[Given instruction] Look through the data below and return each line where "team" appears.

--- begin Task inputs ---

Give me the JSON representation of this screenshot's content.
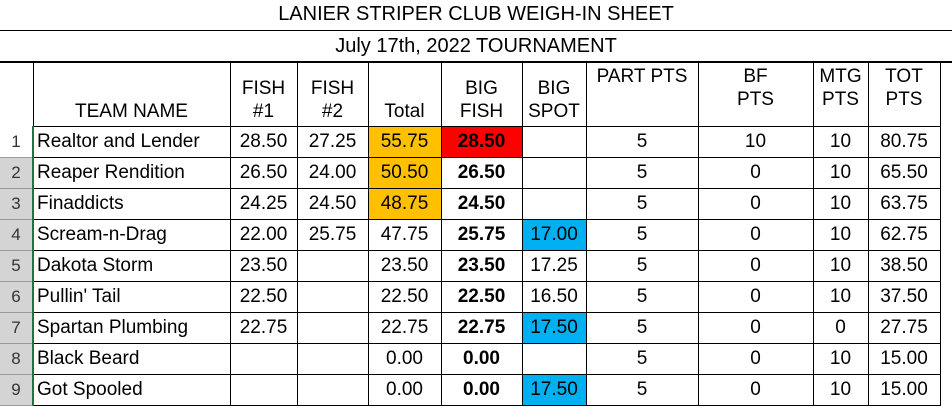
{
  "title": "LANIER STRIPER CLUB WEIGH-IN SHEET",
  "subtitle": "July 17th, 2022 TOURNAMENT",
  "headers": {
    "team": "TEAM NAME",
    "fish1_a": "FISH",
    "fish1_b": "#1",
    "fish2_a": "FISH",
    "fish2_b": "#2",
    "total": "Total",
    "bigfish_a": "BIG",
    "bigfish_b": "FISH",
    "bigspot_a": "BIG",
    "bigspot_b": "SPOT",
    "part": "PART PTS",
    "bf_a": "BF",
    "bf_b": "PTS",
    "mtg_a": "MTG",
    "mtg_b": "PTS",
    "tot_a": "TOT",
    "tot_b": "PTS"
  },
  "colors": {
    "total_highlight": "#ffc000",
    "bigfish_highlight": "#ff0000",
    "bigspot_highlight": "#00b0f0"
  },
  "rows": [
    {
      "n": "1",
      "team": "Realtor and Lender",
      "f1": "28.50",
      "f2": "27.25",
      "total": "55.75",
      "bigfish": "28.50",
      "bigspot": "",
      "part": "5",
      "bf": "10",
      "mtg": "10",
      "tot": "80.75"
    },
    {
      "n": "2",
      "team": "Reaper Rendition",
      "f1": "26.50",
      "f2": "24.00",
      "total": "50.50",
      "bigfish": "26.50",
      "bigspot": "",
      "part": "5",
      "bf": "0",
      "mtg": "10",
      "tot": "65.50"
    },
    {
      "n": "3",
      "team": "Finaddicts",
      "f1": "24.25",
      "f2": "24.50",
      "total": "48.75",
      "bigfish": "24.50",
      "bigspot": "",
      "part": "5",
      "bf": "0",
      "mtg": "10",
      "tot": "63.75"
    },
    {
      "n": "4",
      "team": "Scream-n-Drag",
      "f1": "22.00",
      "f2": "25.75",
      "total": "47.75",
      "bigfish": "25.75",
      "bigspot": "17.00",
      "part": "5",
      "bf": "0",
      "mtg": "10",
      "tot": "62.75"
    },
    {
      "n": "5",
      "team": "Dakota Storm",
      "f1": "23.50",
      "f2": "",
      "total": "23.50",
      "bigfish": "23.50",
      "bigspot": "17.25",
      "part": "5",
      "bf": "0",
      "mtg": "10",
      "tot": "38.50"
    },
    {
      "n": "6",
      "team": "Pullin' Tail",
      "f1": "22.50",
      "f2": "",
      "total": "22.50",
      "bigfish": "22.50",
      "bigspot": "16.50",
      "part": "5",
      "bf": "0",
      "mtg": "10",
      "tot": "37.50"
    },
    {
      "n": "7",
      "team": "Spartan Plumbing",
      "f1": "22.75",
      "f2": "",
      "total": "22.75",
      "bigfish": "22.75",
      "bigspot": "17.50",
      "part": "5",
      "bf": "0",
      "mtg": "0",
      "tot": "27.75"
    },
    {
      "n": "8",
      "team": "Black Beard",
      "f1": "",
      "f2": "",
      "total": "0.00",
      "bigfish": "0.00",
      "bigspot": "",
      "part": "5",
      "bf": "0",
      "mtg": "10",
      "tot": "15.00"
    },
    {
      "n": "9",
      "team": "Got Spooled",
      "f1": "",
      "f2": "",
      "total": "0.00",
      "bigfish": "0.00",
      "bigspot": "17.50",
      "part": "5",
      "bf": "0",
      "mtg": "10",
      "tot": "15.00"
    }
  ]
}
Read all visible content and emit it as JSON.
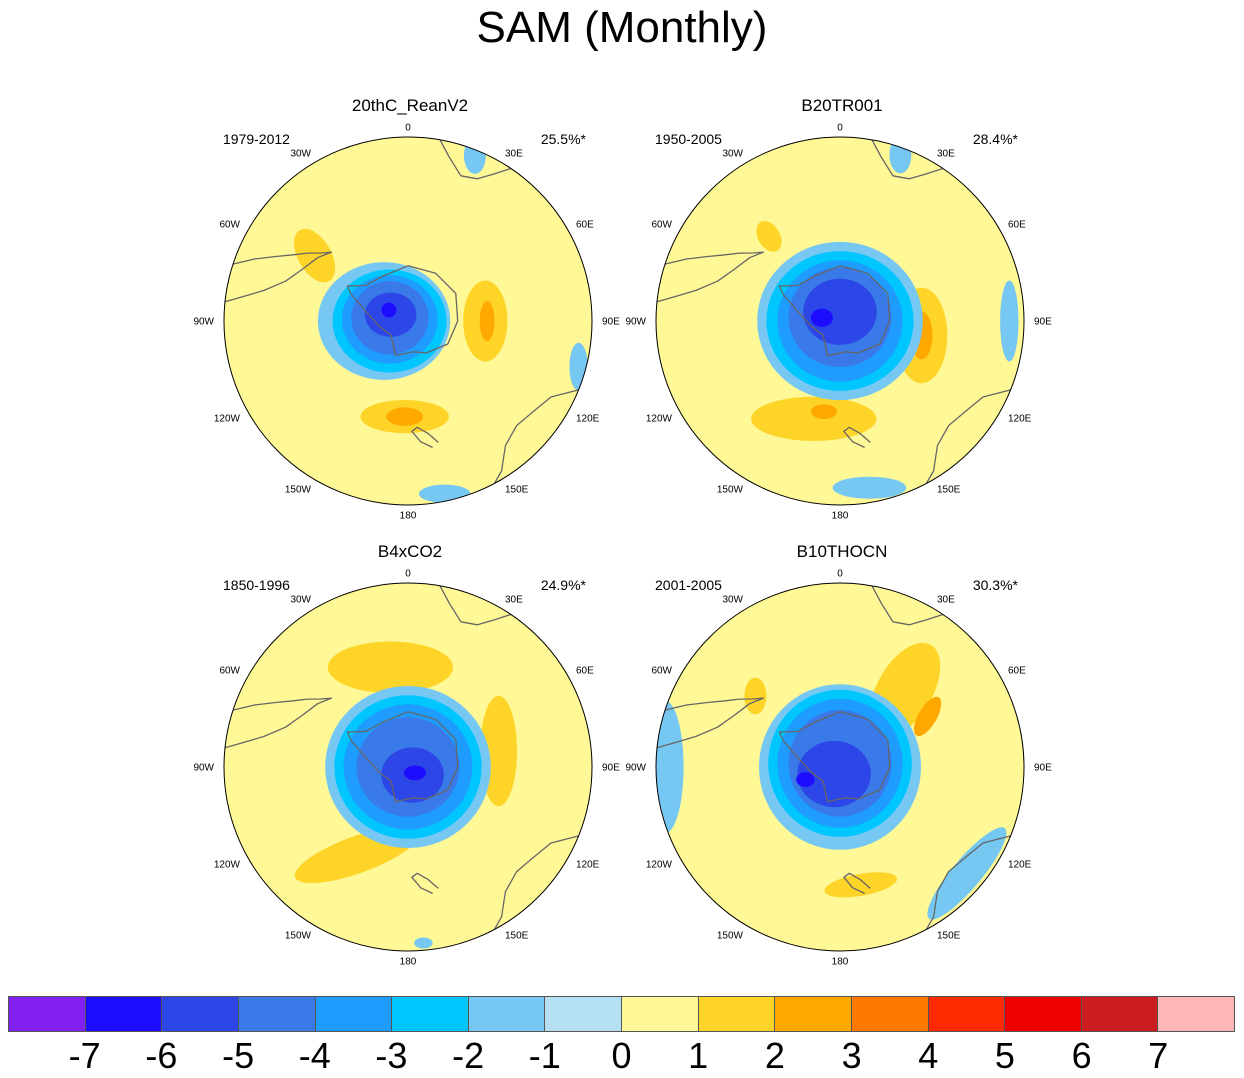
{
  "title": "SAM (Monthly)",
  "panels": [
    {
      "name": "20thC_ReanV2",
      "years": "1979-2012",
      "variance": "25.5%*",
      "features": [
        {
          "lon": 305,
          "r": 0.62,
          "a": 0.16,
          "b": 0.09,
          "rot": 60,
          "c": 1
        },
        {
          "lon": 90,
          "r": 0.42,
          "a": 0.12,
          "b": 0.22,
          "rot": 0,
          "c": 1
        },
        {
          "lon": 90,
          "r": 0.43,
          "a": 0.04,
          "b": 0.11,
          "rot": 0,
          "c": 2
        },
        {
          "lon": 182,
          "r": 0.52,
          "a": 0.24,
          "b": 0.09,
          "rot": 0,
          "c": 1
        },
        {
          "lon": 182,
          "r": 0.52,
          "a": 0.1,
          "b": 0.05,
          "rot": 0,
          "c": 2
        },
        {
          "lon": 22,
          "r": 0.97,
          "a": 0.06,
          "b": 0.1,
          "rot": 0,
          "c": -1
        },
        {
          "lon": 105,
          "r": 0.96,
          "a": 0.05,
          "b": 0.13,
          "rot": 0,
          "c": -1
        },
        {
          "lon": 168,
          "r": 0.96,
          "a": 0.14,
          "b": 0.05,
          "rot": 0,
          "c": -1
        },
        {
          "lon": 270,
          "r": 0.13,
          "a": 0.36,
          "b": 0.32,
          "rot": 0,
          "c": -1
        },
        {
          "lon": 270,
          "r": 0.1,
          "a": 0.31,
          "b": 0.28,
          "rot": 0,
          "c": -2
        },
        {
          "lon": 275,
          "r": 0.1,
          "a": 0.26,
          "b": 0.24,
          "rot": 0,
          "c": -3
        },
        {
          "lon": 280,
          "r": 0.1,
          "a": 0.21,
          "b": 0.2,
          "rot": 0,
          "c": -4
        },
        {
          "lon": 290,
          "r": 0.1,
          "a": 0.14,
          "b": 0.12,
          "rot": 0,
          "c": -5
        },
        {
          "lon": 300,
          "r": 0.12,
          "a": 0.04,
          "b": 0.04,
          "rot": 0,
          "c": -6
        }
      ]
    },
    {
      "name": "B20TR001",
      "years": "1950-2005",
      "variance": "28.4%*",
      "features": [
        {
          "lon": 320,
          "r": 0.6,
          "a": 0.09,
          "b": 0.06,
          "rot": 60,
          "c": 1
        },
        {
          "lon": 100,
          "r": 0.45,
          "a": 0.14,
          "b": 0.26,
          "rot": 0,
          "c": 1
        },
        {
          "lon": 100,
          "r": 0.45,
          "a": 0.06,
          "b": 0.13,
          "rot": 0,
          "c": 2
        },
        {
          "lon": 195,
          "r": 0.55,
          "a": 0.34,
          "b": 0.12,
          "rot": 0,
          "c": 1
        },
        {
          "lon": 190,
          "r": 0.5,
          "a": 0.07,
          "b": 0.04,
          "rot": 0,
          "c": 2
        },
        {
          "lon": 20,
          "r": 0.96,
          "a": 0.06,
          "b": 0.1,
          "rot": 0,
          "c": -1
        },
        {
          "lon": 90,
          "r": 0.92,
          "a": 0.05,
          "b": 0.22,
          "rot": 0,
          "c": -1
        },
        {
          "lon": 170,
          "r": 0.92,
          "a": 0.2,
          "b": 0.06,
          "rot": 0,
          "c": -1
        },
        {
          "lon": 0,
          "r": 0.0,
          "a": 0.45,
          "b": 0.43,
          "rot": 0,
          "c": -1
        },
        {
          "lon": 0,
          "r": 0.0,
          "a": 0.4,
          "b": 0.38,
          "rot": 0,
          "c": -2
        },
        {
          "lon": 0,
          "r": 0.0,
          "a": 0.34,
          "b": 0.33,
          "rot": 0,
          "c": -3
        },
        {
          "lon": 0,
          "r": 0.02,
          "a": 0.28,
          "b": 0.27,
          "rot": 0,
          "c": -4
        },
        {
          "lon": 0,
          "r": 0.05,
          "a": 0.2,
          "b": 0.18,
          "rot": 0,
          "c": -5
        },
        {
          "lon": 280,
          "r": 0.1,
          "a": 0.06,
          "b": 0.05,
          "rot": 0,
          "c": -6
        }
      ]
    },
    {
      "name": "B4xCO2",
      "years": "1850-1996",
      "variance": "24.9%*",
      "features": [
        {
          "lon": 350,
          "r": 0.55,
          "a": 0.34,
          "b": 0.14,
          "rot": 0,
          "c": 1
        },
        {
          "lon": 80,
          "r": 0.5,
          "a": 0.1,
          "b": 0.3,
          "rot": 0,
          "c": 1
        },
        {
          "lon": 210,
          "r": 0.55,
          "a": 0.36,
          "b": 0.1,
          "rot": -20,
          "c": 1
        },
        {
          "lon": 175,
          "r": 0.96,
          "a": 0.05,
          "b": 0.03,
          "rot": 0,
          "c": -1
        },
        {
          "lon": 0,
          "r": 0.0,
          "a": 0.45,
          "b": 0.44,
          "rot": 0,
          "c": -1
        },
        {
          "lon": 0,
          "r": 0.0,
          "a": 0.4,
          "b": 0.39,
          "rot": 0,
          "c": -2
        },
        {
          "lon": 0,
          "r": 0.0,
          "a": 0.35,
          "b": 0.34,
          "rot": 0,
          "c": -3
        },
        {
          "lon": 0,
          "r": 0.0,
          "a": 0.28,
          "b": 0.27,
          "rot": 0,
          "c": -4
        },
        {
          "lon": 150,
          "r": 0.05,
          "a": 0.17,
          "b": 0.15,
          "rot": 0,
          "c": -5
        },
        {
          "lon": 130,
          "r": 0.05,
          "a": 0.06,
          "b": 0.04,
          "rot": 0,
          "c": -6
        }
      ]
    },
    {
      "name": "B10THOCN",
      "years": "2001-2005",
      "variance": "30.3%*",
      "features": [
        {
          "lon": 310,
          "r": 0.6,
          "a": 0.06,
          "b": 0.1,
          "rot": 0,
          "c": 1
        },
        {
          "lon": 40,
          "r": 0.55,
          "a": 0.15,
          "b": 0.28,
          "rot": 30,
          "c": 1
        },
        {
          "lon": 60,
          "r": 0.55,
          "a": 0.05,
          "b": 0.12,
          "rot": 30,
          "c": 2
        },
        {
          "lon": 170,
          "r": 0.65,
          "a": 0.2,
          "b": 0.06,
          "rot": -10,
          "c": 1
        },
        {
          "lon": 270,
          "r": 0.95,
          "a": 0.1,
          "b": 0.36,
          "rot": 0,
          "c": -1
        },
        {
          "lon": 130,
          "r": 0.9,
          "a": 0.08,
          "b": 0.32,
          "rot": 40,
          "c": -1
        },
        {
          "lon": 0,
          "r": 0.0,
          "a": 0.44,
          "b": 0.45,
          "rot": 0,
          "c": -1
        },
        {
          "lon": 0,
          "r": 0.02,
          "a": 0.39,
          "b": 0.4,
          "rot": 0,
          "c": -2
        },
        {
          "lon": 0,
          "r": 0.02,
          "a": 0.34,
          "b": 0.35,
          "rot": 0,
          "c": -3
        },
        {
          "lon": 0,
          "r": 0.02,
          "a": 0.28,
          "b": 0.29,
          "rot": 0,
          "c": -4
        },
        {
          "lon": 220,
          "r": 0.05,
          "a": 0.2,
          "b": 0.18,
          "rot": 0,
          "c": -5
        },
        {
          "lon": 250,
          "r": 0.2,
          "a": 0.05,
          "b": 0.04,
          "rot": 0,
          "c": -6
        }
      ]
    }
  ],
  "lon_labels": [
    "0",
    "30E",
    "60E",
    "90E",
    "120E",
    "150E",
    "180",
    "150W",
    "120W",
    "90W",
    "60W",
    "30W"
  ],
  "colorbar": {
    "labels": [
      "-7",
      "-6",
      "-5",
      "-4",
      "-3",
      "-2",
      "-1",
      "0",
      "1",
      "2",
      "3",
      "4",
      "5",
      "6",
      "7"
    ],
    "colors": [
      "#8120f0",
      "#1e0cff",
      "#2c46e8",
      "#3a7ae8",
      "#1e9cff",
      "#00c6ff",
      "#76c8f2",
      "#b4e0f2",
      "#fff896",
      "#ffd428",
      "#ffa800",
      "#ff7800",
      "#ff2a00",
      "#ee0000",
      "#cc1c20",
      "#ffb6b6"
    ]
  }
}
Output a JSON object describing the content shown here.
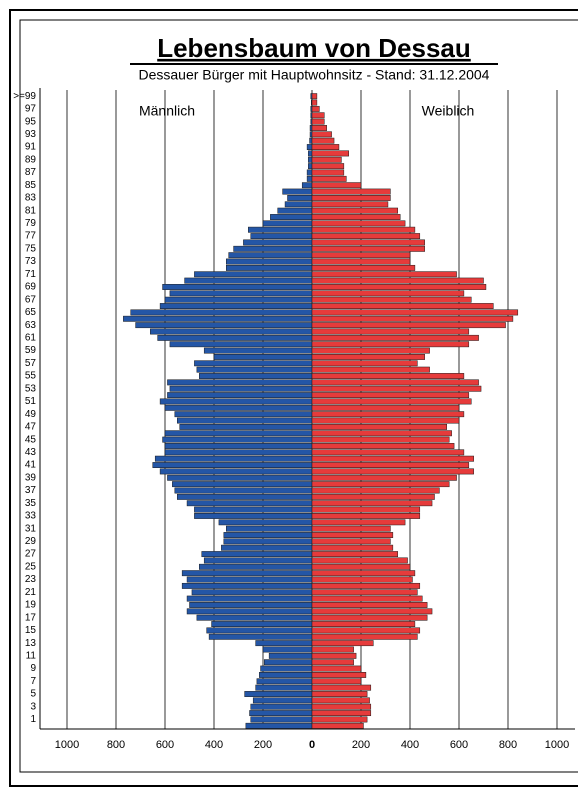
{
  "chart_data": {
    "type": "pyramid",
    "title": "Lebensbaum von Dessau",
    "subtitle": "Dessauer Bürger mit Hauptwohnsitz - Stand: 31.12.2004",
    "categories": [
      null,
      "1",
      null,
      "3",
      null,
      "5",
      null,
      "7",
      null,
      "9",
      null,
      "11",
      null,
      "13",
      null,
      "15",
      null,
      "17",
      null,
      "19",
      null,
      "21",
      null,
      "23",
      null,
      "25",
      null,
      "27",
      null,
      "29",
      null,
      "31",
      null,
      "33",
      null,
      "35",
      null,
      "37",
      null,
      "39",
      null,
      "41",
      null,
      "43",
      null,
      "45",
      null,
      "47",
      null,
      "49",
      null,
      "51",
      null,
      "53",
      null,
      "55",
      null,
      "57",
      null,
      "59",
      null,
      "61",
      null,
      "63",
      null,
      "65",
      null,
      "67",
      null,
      "69",
      null,
      "71",
      null,
      "73",
      null,
      "75",
      null,
      "77",
      null,
      "79",
      null,
      "81",
      null,
      "83",
      null,
      "85",
      null,
      "87",
      null,
      "89",
      null,
      "91",
      null,
      "93",
      null,
      "95",
      null,
      "97",
      null,
      ">=99"
    ],
    "series": [
      {
        "name": "Männlich",
        "color": "#2456a6",
        "values": [
          -270,
          -250,
          -255,
          -250,
          -240,
          -275,
          -230,
          -225,
          -215,
          -210,
          -195,
          -175,
          -200,
          -230,
          -420,
          -430,
          -410,
          -470,
          -510,
          -500,
          -510,
          -490,
          -530,
          -510,
          -530,
          -460,
          -440,
          -450,
          -370,
          -360,
          -360,
          -350,
          -380,
          -480,
          -480,
          -510,
          -550,
          -560,
          -570,
          -590,
          -620,
          -650,
          -640,
          -600,
          -600,
          -610,
          -600,
          -540,
          -550,
          -560,
          -600,
          -620,
          -590,
          -580,
          -590,
          -460,
          -470,
          -480,
          -400,
          -440,
          -580,
          -630,
          -660,
          -720,
          -770,
          -740,
          -620,
          -600,
          -580,
          -610,
          -520,
          -480,
          -350,
          -350,
          -340,
          -320,
          -280,
          -250,
          -260,
          -200,
          -170,
          -140,
          -110,
          -100,
          -120,
          -40,
          -20,
          -20,
          -15,
          -15,
          -15,
          -20,
          -10,
          -8,
          -8,
          -5,
          -5,
          -5,
          -3,
          -5
        ]
      },
      {
        "name": "Weiblich",
        "color": "#e63b3b",
        "values": [
          210,
          225,
          240,
          240,
          235,
          225,
          240,
          200,
          220,
          200,
          170,
          180,
          170,
          250,
          430,
          440,
          420,
          470,
          490,
          470,
          450,
          430,
          440,
          410,
          420,
          400,
          390,
          350,
          330,
          320,
          330,
          320,
          380,
          440,
          440,
          490,
          500,
          520,
          560,
          590,
          660,
          640,
          660,
          620,
          580,
          560,
          570,
          550,
          600,
          620,
          600,
          650,
          640,
          690,
          680,
          620,
          480,
          430,
          460,
          480,
          640,
          680,
          640,
          790,
          820,
          840,
          740,
          650,
          620,
          710,
          700,
          590,
          420,
          400,
          400,
          460,
          460,
          440,
          420,
          380,
          360,
          350,
          310,
          320,
          320,
          200,
          140,
          130,
          130,
          120,
          150,
          110,
          90,
          80,
          60,
          50,
          50,
          30,
          20,
          20
        ]
      }
    ],
    "xlim": [
      -1000,
      1000
    ],
    "xticks": [
      {
        "value": -1000,
        "label": "1000"
      },
      {
        "value": -800,
        "label": "800"
      },
      {
        "value": -600,
        "label": "600"
      },
      {
        "value": -400,
        "label": "400"
      },
      {
        "value": -200,
        "label": "200"
      },
      0,
      200,
      400,
      600,
      800,
      1000
    ],
    "grid": true
  }
}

--- end Task inputs ---

[Result]
    "team": "TEAM NAME",
      "team": "Realtor and Lender",
      "team": "Reaper Rendition",
      "team": "Finaddicts",
      "team": "Scream-n-Drag",
      "team": "Dakota Storm",
      "team": "Pullin' Tail",
      "team": "Spartan Plumbing",
      "team": "Black Beard",
      "team": "Got Spooled",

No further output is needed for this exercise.